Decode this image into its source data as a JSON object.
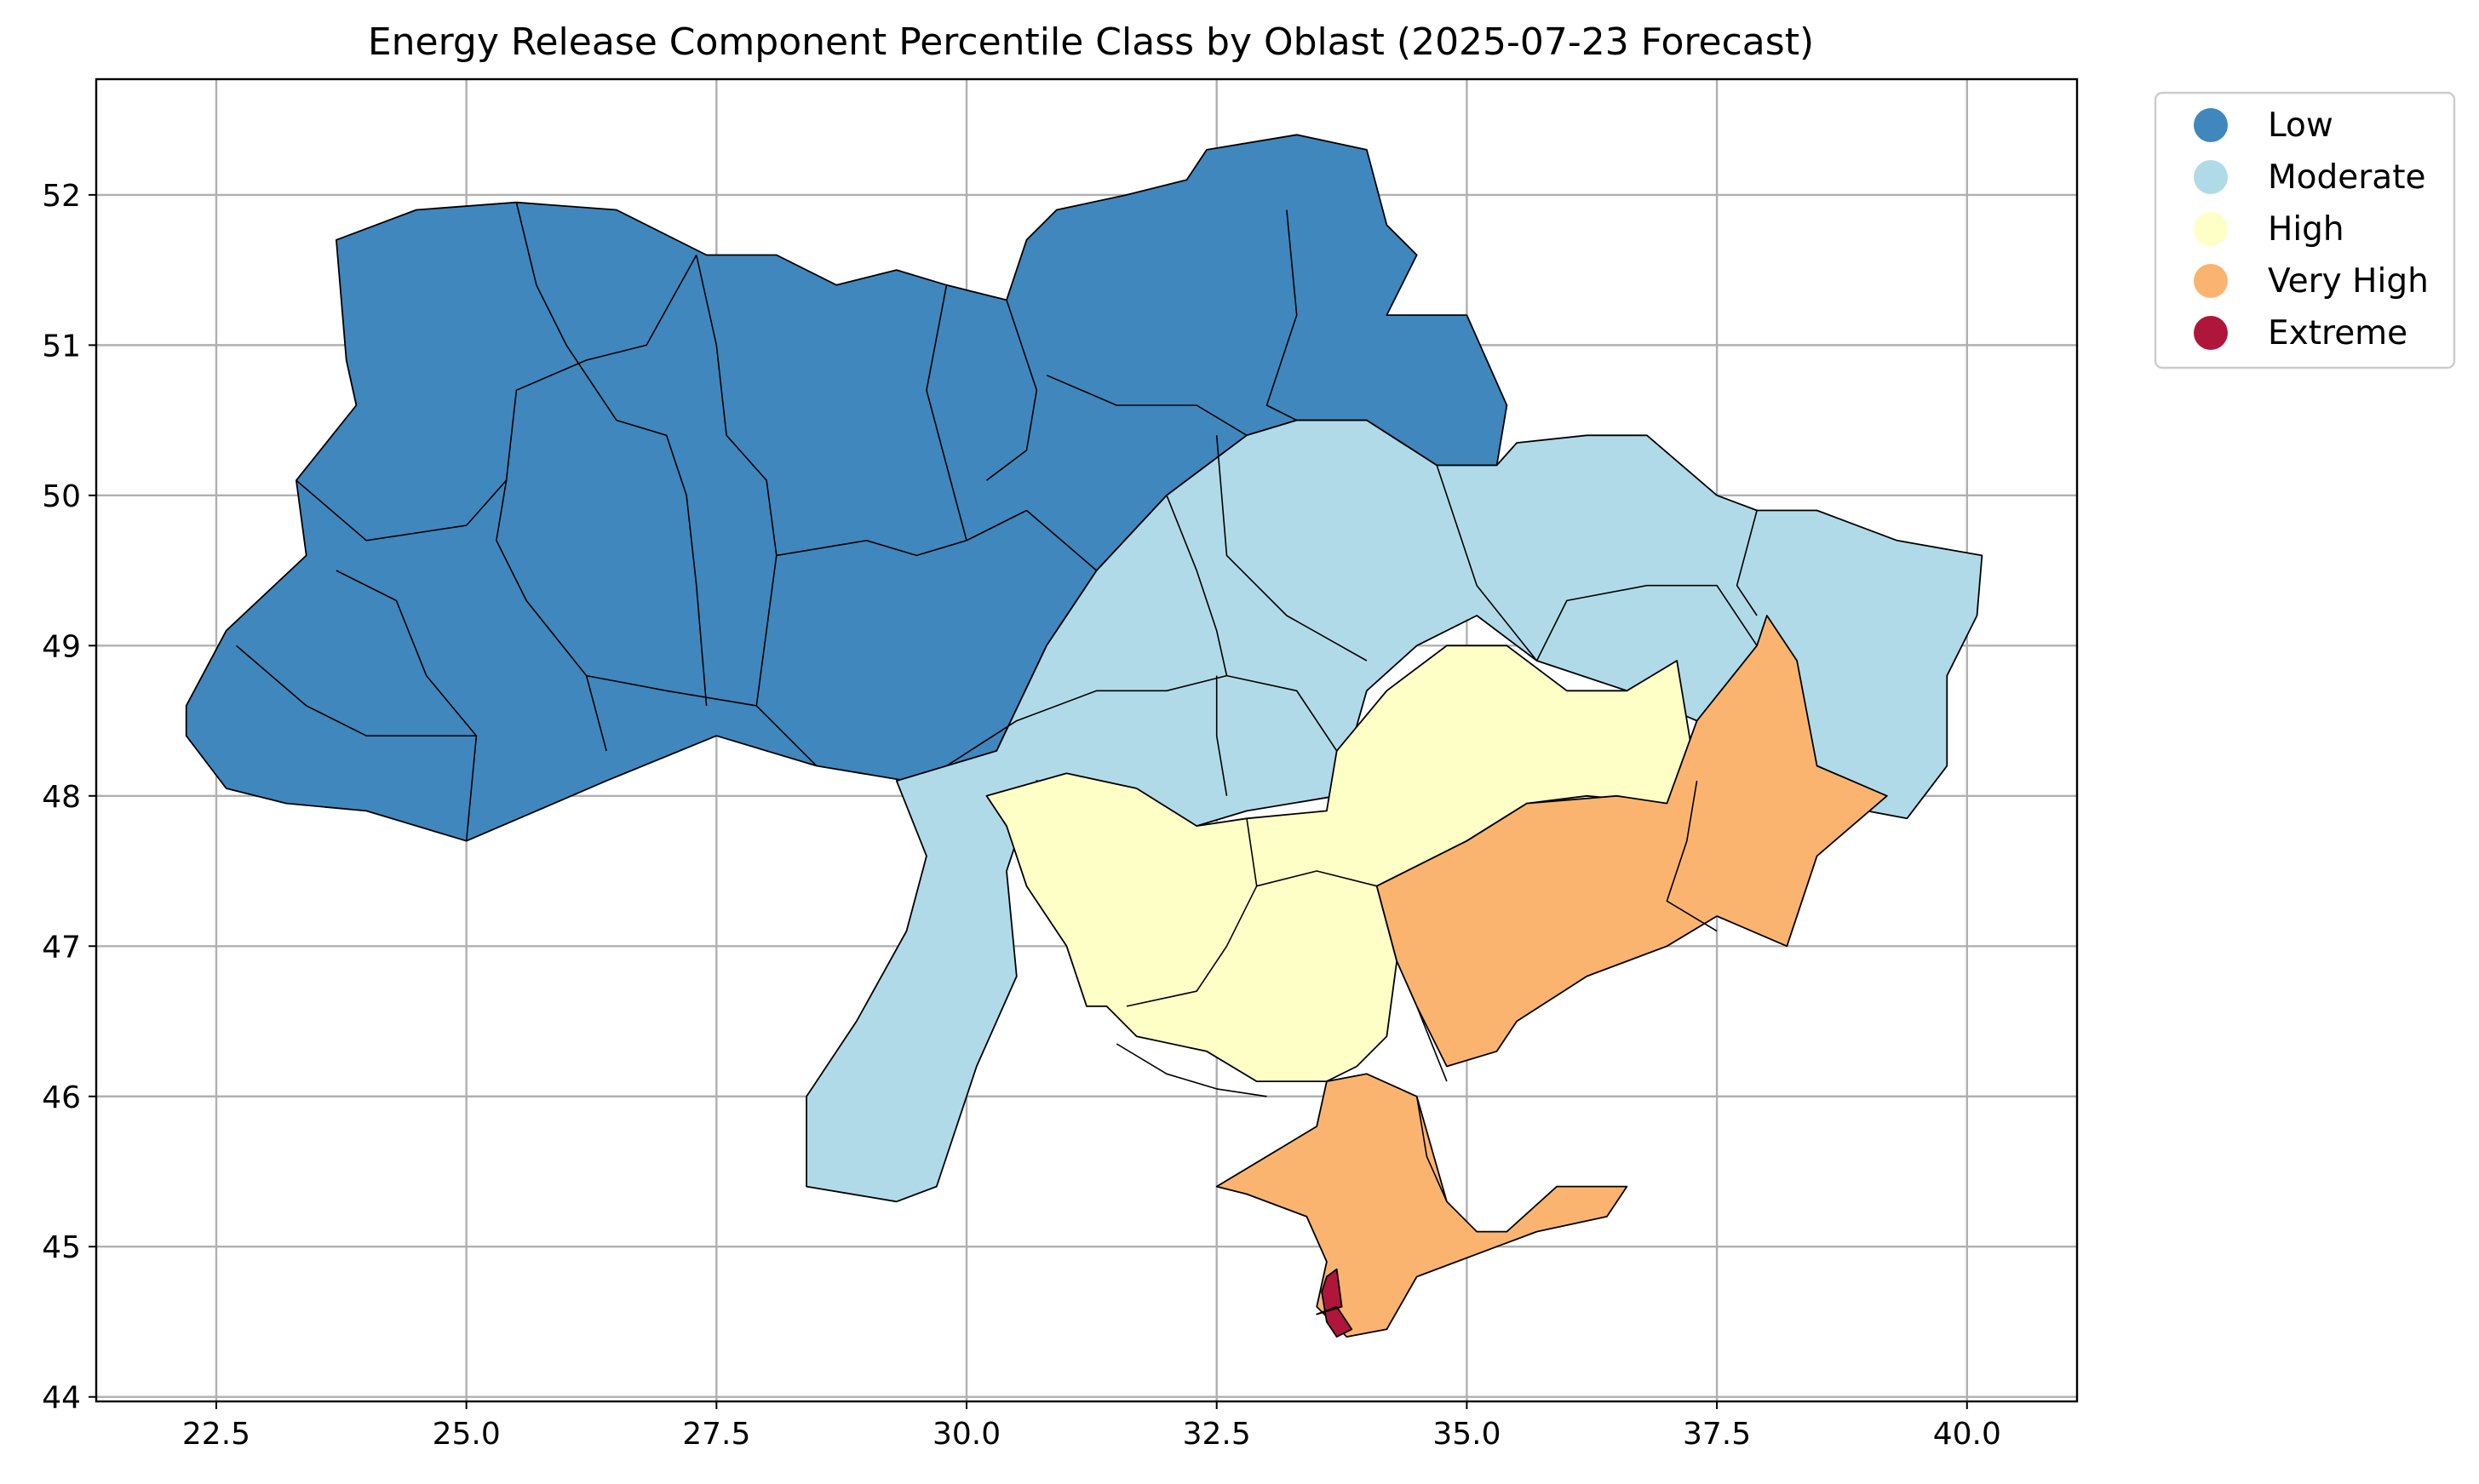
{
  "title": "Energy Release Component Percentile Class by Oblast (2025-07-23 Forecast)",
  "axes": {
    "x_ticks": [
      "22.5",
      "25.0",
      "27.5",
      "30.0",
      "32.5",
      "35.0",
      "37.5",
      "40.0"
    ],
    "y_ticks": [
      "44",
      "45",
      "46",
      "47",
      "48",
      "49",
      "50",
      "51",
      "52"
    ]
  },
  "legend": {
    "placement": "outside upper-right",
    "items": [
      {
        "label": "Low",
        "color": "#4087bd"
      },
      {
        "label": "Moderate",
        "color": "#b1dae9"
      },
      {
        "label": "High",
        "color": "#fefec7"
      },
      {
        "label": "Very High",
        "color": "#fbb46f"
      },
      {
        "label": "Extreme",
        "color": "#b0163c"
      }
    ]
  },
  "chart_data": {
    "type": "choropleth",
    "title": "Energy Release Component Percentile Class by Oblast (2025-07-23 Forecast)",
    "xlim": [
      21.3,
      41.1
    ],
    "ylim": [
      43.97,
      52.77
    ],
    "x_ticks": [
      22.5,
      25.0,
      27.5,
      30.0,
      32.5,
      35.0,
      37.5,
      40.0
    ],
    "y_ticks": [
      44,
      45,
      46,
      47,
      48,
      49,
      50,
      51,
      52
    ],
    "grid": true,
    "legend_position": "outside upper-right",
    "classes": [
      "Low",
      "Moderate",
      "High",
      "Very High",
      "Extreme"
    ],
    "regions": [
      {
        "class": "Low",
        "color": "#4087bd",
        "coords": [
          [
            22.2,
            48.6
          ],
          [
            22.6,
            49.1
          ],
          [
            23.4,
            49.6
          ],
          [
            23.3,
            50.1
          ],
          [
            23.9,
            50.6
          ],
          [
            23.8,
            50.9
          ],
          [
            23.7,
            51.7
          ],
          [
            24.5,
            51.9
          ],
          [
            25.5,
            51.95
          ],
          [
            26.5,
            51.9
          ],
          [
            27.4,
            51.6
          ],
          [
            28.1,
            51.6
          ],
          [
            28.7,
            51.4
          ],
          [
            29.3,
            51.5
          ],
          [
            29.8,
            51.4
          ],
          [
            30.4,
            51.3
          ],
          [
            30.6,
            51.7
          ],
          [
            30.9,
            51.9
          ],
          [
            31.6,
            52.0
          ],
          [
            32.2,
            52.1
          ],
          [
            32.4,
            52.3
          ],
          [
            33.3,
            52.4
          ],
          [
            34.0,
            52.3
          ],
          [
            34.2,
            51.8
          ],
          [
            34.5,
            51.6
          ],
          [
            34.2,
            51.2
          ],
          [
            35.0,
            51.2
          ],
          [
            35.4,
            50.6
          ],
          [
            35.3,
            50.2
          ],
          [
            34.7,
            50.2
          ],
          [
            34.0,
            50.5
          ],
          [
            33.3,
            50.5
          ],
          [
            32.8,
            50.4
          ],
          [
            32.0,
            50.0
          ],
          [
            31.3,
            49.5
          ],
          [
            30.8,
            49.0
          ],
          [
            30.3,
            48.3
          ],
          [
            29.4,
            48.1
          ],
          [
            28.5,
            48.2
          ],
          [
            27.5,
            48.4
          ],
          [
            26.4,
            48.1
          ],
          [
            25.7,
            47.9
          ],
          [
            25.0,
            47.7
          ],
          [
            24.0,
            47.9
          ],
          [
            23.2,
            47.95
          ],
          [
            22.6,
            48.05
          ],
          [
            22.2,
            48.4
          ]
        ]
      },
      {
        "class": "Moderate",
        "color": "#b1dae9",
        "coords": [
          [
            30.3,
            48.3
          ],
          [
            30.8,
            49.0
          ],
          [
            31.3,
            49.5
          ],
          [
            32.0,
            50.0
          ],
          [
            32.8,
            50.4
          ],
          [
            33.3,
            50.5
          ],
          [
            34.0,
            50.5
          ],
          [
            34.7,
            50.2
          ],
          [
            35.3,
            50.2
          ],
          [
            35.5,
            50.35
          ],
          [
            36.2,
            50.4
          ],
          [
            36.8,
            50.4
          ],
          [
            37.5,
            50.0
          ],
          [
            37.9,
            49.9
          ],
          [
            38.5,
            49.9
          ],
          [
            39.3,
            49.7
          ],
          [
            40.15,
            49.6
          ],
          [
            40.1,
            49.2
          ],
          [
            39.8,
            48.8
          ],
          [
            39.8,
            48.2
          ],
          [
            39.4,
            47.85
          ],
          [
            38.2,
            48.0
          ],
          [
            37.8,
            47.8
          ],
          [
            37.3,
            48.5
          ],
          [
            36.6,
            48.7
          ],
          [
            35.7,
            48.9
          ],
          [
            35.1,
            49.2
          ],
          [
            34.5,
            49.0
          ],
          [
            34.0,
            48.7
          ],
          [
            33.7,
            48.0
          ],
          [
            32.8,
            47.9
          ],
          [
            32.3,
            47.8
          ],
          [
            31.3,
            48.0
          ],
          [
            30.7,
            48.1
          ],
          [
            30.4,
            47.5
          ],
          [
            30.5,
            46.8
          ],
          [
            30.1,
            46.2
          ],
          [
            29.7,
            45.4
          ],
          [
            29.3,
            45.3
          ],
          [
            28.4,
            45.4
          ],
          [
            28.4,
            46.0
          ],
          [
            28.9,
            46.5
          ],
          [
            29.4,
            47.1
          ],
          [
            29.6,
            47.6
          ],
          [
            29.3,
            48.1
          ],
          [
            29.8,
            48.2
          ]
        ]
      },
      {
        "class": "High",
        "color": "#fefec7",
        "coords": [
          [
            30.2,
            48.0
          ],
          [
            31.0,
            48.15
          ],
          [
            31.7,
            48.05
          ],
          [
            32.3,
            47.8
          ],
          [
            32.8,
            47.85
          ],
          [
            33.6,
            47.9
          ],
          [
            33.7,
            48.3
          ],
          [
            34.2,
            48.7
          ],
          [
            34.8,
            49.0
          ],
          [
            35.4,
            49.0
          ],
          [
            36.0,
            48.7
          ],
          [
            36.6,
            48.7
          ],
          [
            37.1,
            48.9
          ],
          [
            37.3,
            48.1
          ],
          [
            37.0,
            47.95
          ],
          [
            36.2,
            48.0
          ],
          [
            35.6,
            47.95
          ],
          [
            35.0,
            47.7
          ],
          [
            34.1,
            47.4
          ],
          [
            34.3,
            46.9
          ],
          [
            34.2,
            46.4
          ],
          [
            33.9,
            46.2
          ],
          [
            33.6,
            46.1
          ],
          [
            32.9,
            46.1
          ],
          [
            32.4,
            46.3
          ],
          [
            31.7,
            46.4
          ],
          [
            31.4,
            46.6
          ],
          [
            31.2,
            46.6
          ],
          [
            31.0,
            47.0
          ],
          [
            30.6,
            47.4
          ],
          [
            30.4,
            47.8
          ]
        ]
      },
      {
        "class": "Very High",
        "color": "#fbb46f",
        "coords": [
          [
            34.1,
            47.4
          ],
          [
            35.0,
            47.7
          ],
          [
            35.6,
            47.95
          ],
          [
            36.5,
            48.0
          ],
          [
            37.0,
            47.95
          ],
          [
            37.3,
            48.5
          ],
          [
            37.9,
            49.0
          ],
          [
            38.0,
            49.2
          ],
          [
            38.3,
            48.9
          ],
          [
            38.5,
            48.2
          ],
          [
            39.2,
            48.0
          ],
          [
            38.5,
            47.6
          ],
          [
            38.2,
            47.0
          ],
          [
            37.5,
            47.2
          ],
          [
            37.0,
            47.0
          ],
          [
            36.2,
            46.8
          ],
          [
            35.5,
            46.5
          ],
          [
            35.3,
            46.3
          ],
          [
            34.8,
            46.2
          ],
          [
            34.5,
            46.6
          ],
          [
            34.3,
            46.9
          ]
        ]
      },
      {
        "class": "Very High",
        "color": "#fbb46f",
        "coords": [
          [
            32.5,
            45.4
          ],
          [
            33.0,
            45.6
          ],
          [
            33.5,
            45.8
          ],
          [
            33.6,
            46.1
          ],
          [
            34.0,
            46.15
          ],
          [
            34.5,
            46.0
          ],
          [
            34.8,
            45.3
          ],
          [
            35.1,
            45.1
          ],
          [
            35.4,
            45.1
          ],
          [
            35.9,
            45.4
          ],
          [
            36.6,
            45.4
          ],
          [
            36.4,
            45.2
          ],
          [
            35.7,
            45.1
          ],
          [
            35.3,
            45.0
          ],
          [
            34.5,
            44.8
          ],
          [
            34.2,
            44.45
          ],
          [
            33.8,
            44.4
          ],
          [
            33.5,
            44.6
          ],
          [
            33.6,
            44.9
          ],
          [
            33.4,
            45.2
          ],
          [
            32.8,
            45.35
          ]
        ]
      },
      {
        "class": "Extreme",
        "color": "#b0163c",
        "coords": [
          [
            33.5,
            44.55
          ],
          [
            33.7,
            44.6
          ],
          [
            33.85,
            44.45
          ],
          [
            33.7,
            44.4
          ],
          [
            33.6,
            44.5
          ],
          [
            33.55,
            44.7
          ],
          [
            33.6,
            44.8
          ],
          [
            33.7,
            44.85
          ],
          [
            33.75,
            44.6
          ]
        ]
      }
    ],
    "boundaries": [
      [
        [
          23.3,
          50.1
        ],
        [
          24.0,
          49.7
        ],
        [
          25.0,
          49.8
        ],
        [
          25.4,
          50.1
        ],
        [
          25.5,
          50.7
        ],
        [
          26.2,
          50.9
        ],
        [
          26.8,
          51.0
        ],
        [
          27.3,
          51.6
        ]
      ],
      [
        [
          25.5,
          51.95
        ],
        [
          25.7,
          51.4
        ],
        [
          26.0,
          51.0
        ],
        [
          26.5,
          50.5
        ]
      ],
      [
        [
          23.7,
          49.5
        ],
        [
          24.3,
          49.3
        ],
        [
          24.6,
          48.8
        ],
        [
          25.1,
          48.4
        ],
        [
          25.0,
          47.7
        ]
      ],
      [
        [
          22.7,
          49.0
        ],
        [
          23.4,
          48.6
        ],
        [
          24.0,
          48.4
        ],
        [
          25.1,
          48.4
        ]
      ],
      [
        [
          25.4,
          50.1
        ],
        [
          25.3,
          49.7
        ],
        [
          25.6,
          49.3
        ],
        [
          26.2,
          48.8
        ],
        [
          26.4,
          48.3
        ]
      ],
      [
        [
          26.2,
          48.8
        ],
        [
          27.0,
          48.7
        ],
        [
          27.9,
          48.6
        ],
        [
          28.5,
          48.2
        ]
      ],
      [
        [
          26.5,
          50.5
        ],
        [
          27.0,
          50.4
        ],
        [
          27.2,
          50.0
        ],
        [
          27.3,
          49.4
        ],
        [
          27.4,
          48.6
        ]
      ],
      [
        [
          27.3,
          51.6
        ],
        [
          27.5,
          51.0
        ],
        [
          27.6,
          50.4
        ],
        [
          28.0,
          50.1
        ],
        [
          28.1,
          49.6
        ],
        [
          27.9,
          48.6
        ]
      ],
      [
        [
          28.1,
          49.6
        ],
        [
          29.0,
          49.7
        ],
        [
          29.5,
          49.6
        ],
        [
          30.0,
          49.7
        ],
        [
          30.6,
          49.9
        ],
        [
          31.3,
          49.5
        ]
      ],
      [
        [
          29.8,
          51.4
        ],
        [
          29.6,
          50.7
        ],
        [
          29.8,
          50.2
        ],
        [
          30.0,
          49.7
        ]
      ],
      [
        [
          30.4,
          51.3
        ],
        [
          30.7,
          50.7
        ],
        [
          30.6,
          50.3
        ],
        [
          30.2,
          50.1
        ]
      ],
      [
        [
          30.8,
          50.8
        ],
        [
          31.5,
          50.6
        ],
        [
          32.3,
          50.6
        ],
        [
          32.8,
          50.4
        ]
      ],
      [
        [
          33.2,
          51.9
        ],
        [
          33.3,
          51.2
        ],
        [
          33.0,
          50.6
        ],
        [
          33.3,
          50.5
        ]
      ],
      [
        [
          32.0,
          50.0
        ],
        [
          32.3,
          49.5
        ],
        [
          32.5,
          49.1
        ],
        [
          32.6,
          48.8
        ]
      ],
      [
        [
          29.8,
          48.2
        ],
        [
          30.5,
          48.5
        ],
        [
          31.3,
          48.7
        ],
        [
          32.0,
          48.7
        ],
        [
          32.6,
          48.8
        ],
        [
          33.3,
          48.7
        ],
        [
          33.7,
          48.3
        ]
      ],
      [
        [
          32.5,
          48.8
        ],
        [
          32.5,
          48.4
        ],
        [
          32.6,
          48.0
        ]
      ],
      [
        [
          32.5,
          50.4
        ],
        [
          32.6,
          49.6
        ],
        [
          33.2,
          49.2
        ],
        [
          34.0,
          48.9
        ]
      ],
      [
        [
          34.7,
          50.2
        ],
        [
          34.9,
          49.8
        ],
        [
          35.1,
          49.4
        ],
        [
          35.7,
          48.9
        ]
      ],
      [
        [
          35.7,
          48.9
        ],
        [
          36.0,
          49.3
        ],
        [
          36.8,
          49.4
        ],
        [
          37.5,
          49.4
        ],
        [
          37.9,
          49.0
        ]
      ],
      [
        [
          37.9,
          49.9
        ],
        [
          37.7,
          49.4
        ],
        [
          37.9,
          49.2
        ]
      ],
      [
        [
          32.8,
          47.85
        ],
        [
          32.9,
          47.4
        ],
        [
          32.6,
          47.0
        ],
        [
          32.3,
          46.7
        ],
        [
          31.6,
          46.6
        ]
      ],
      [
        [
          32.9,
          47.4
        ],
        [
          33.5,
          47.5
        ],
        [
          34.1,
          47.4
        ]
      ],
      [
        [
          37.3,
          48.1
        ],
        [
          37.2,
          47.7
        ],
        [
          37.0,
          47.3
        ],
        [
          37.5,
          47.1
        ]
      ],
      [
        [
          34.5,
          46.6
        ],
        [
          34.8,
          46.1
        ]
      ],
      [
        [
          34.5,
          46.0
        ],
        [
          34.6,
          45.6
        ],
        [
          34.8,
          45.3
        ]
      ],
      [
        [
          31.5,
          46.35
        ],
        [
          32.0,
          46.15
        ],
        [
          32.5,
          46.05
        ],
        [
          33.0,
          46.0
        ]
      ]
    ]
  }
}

**Do this**: List the lines that contain the word "Very".

**Full output**:
        "label": "Very High",
      "Very High",
        "class": "Very High",
        "class": "Very High",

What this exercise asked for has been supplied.